▶ **SHORT EXERCISE**
Reproduce every entry below verbatim, line for line.

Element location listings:
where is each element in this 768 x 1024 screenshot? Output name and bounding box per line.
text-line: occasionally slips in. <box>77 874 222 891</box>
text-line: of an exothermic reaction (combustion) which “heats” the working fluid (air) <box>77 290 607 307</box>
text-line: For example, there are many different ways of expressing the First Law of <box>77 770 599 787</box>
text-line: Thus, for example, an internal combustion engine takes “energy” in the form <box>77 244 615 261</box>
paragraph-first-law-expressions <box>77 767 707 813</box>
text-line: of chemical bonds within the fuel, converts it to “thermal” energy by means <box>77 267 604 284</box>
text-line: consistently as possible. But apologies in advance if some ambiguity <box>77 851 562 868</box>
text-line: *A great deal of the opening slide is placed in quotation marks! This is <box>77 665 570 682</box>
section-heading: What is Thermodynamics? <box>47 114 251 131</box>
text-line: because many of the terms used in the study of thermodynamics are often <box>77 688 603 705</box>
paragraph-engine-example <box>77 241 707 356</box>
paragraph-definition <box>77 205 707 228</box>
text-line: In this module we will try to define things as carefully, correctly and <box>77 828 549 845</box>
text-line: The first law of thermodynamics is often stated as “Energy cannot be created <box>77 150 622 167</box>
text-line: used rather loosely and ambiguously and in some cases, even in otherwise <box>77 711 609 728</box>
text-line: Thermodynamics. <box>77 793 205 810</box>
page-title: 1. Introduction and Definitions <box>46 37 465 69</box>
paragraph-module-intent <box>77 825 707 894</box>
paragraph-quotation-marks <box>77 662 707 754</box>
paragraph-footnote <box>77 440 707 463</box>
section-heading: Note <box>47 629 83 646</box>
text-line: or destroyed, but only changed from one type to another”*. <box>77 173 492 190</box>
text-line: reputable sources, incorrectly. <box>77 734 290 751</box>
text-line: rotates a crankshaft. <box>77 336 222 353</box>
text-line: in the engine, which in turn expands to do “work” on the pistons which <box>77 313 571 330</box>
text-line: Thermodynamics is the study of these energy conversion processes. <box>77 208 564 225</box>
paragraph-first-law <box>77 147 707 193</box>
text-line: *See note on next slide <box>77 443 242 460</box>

▶ **EXERCISE SOLUTION**
where is each element in this 768 x 1024 screenshot? Output name and bounding box per line.
text-line: occasionally slips in. <box>77 874 222 891</box>
text-line: of an exothermic reaction (combustion) which “heats” the working fluid (air) <box>77 290 607 307</box>
text-line: For example, there are many different ways of expressing the First Law of <box>77 770 599 787</box>
text-line: Thus, for example, an internal combustion engine takes “energy” in the form <box>77 244 615 261</box>
paragraph-first-law-expressions <box>77 767 707 813</box>
text-line: of chemical bonds within the fuel, converts it to “thermal” energy by means <box>77 267 604 284</box>
text-line: consistently as possible. But apologies in advance if some ambiguity <box>77 851 562 868</box>
text-line: *A great deal of the opening slide is placed in quotation marks! This is <box>77 665 570 682</box>
section-heading: What is Thermodynamics? <box>47 114 251 131</box>
text-line: because many of the terms used in the study of thermodynamics are often <box>77 688 603 705</box>
paragraph-engine-example <box>77 241 707 356</box>
paragraph-definition <box>77 205 707 228</box>
text-line: In this module we will try to define things as carefully, correctly and <box>77 828 549 845</box>
text-line: The first law of thermodynamics is often stated as “Energy cannot be created <box>77 150 622 167</box>
text-line: used rather loosely and ambiguously and in some cases, even in otherwise <box>77 711 609 728</box>
text-line: Thermodynamics. <box>77 793 205 810</box>
page-title: 1. Introduction and Definitions <box>46 37 465 69</box>
paragraph-module-intent <box>77 825 707 894</box>
paragraph-quotation-marks <box>77 662 707 754</box>
paragraph-footnote <box>77 440 707 463</box>
section-heading: Note <box>47 629 83 646</box>
text-line: or destroyed, but only changed from one type to another”*. <box>77 173 492 190</box>
text-line: reputable sources, incorrectly. <box>77 734 290 751</box>
text-line: rotates a crankshaft. <box>77 336 222 353</box>
text-line: in the engine, which in turn expands to do “work” on the pistons which <box>77 313 571 330</box>
text-line: Thermodynamics is the study of these energy conversion processes. <box>77 208 564 225</box>
paragraph-first-law <box>77 147 707 193</box>
text-line: *See note on next slide <box>77 443 242 460</box>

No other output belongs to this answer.